* SET TASK: Reproduce verbatim everything from the start of the entries down to and including the line containing "In FIG. 6, the eccentric", leaving out the pictures.
******
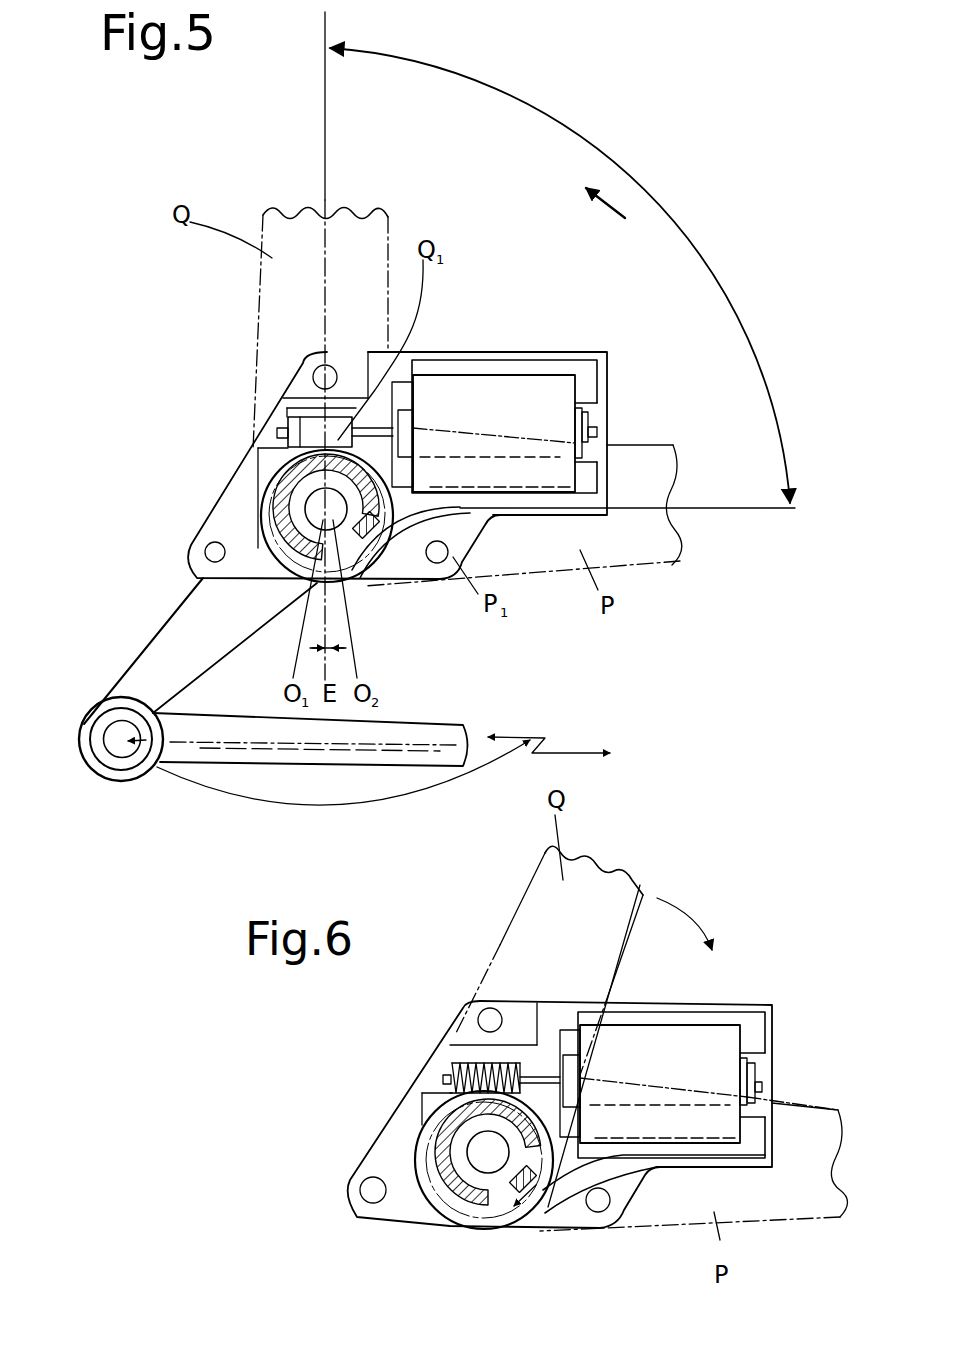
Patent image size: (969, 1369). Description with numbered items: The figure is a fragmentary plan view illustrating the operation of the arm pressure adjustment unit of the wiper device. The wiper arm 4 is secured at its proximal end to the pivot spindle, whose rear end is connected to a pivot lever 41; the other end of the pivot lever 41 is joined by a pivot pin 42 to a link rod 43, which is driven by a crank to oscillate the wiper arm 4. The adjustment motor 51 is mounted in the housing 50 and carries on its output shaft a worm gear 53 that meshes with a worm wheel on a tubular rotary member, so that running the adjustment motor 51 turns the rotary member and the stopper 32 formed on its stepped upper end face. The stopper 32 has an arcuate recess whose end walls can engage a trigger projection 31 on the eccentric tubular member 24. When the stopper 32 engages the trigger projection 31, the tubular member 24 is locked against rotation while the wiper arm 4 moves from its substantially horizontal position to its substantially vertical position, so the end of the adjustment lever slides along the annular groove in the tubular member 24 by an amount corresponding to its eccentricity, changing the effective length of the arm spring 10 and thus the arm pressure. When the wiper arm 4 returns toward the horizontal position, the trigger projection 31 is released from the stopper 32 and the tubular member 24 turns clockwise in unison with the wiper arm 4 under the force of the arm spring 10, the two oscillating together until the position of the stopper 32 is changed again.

In FIG. 5, the wiper arm 4 is at (653, 566).
In FIG. 6, the wiper arm 4 is at (500, 937).
In FIG. 6, the arm spring 10 is at (713, 1010).
In FIG. 5, the eccentric tubular member 24 is at (272, 484).
In FIG. 6, the eccentric tubular member 24 is at (448, 1105).
In FIG. 5, the trigger projection 31 is at (371, 534).
In FIG. 6, the trigger projection 31 is at (537, 1190).
In FIG. 5, the stopper 32 is at (275, 517).
In FIG. 6, the stopper 32 is at (447, 1097).
In FIG. 5, the pivot lever 41 is at (162, 640).
In FIG. 5, the pivot pin 42 is at (112, 741).
In FIG. 5, the link rod 43 is at (300, 748).
In FIG. 5, the housing 50 is at (437, 352).
In FIG. 5, the adjustment motor 51 is at (513, 390).
In FIG. 6, the adjustment motor 51 is at (730, 1047).
In FIG. 5, the worm gear 53 is at (300, 420).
******
* RESPONSE:
Patent image size: (969, 1369). Description with numbered items: The figure is a fragmentary plan view illustrating the operation of the arm pressure adjustment unit of the wiper device. The wiper arm 4 is secured at its proximal end to the pivot spindle, whose rear end is connected to a pivot lever 41; the other end of the pivot lever 41 is joined by a pivot pin 42 to a link rod 43, which is driven by a crank to oscillate the wiper arm 4. The adjustment motor 51 is mounted in the housing 50 and carries on its output shaft a worm gear 53 that meshes with a worm wheel on a tubular rotary member, so that running the adjustment motor 51 turns the rotary member and the stopper 32 formed on its stepped upper end face. The stopper 32 has an arcuate recess whose end walls can engage a trigger projection 31 on the eccentric tubular member 24. When the stopper 32 engages the trigger projection 31, the tubular member 24 is locked against rotation while the wiper arm 4 moves from its substantially horizontal position to its substantially vertical position, so the end of the adjustment lever slides along the annular groove in the tubular member 24 by an amount corresponding to its eccentricity, changing the effective length of the arm spring 10 and thus the arm pressure. When the wiper arm 4 returns toward the horizontal position, the trigger projection 31 is released from the stopper 32 and the tubular member 24 turns clockwise in unison with the wiper arm 4 under the force of the arm spring 10, the two oscillating together until the position of the stopper 32 is changed again.

In FIG. 5, the wiper arm 4 is at (653, 566).
In FIG. 6, the wiper arm 4 is at (500, 937).
In FIG. 6, the arm spring 10 is at (713, 1010).
In FIG. 5, the eccentric tubular member 24 is at (272, 484).
In FIG. 6, the eccentric tubular member 24 is at (448, 1105).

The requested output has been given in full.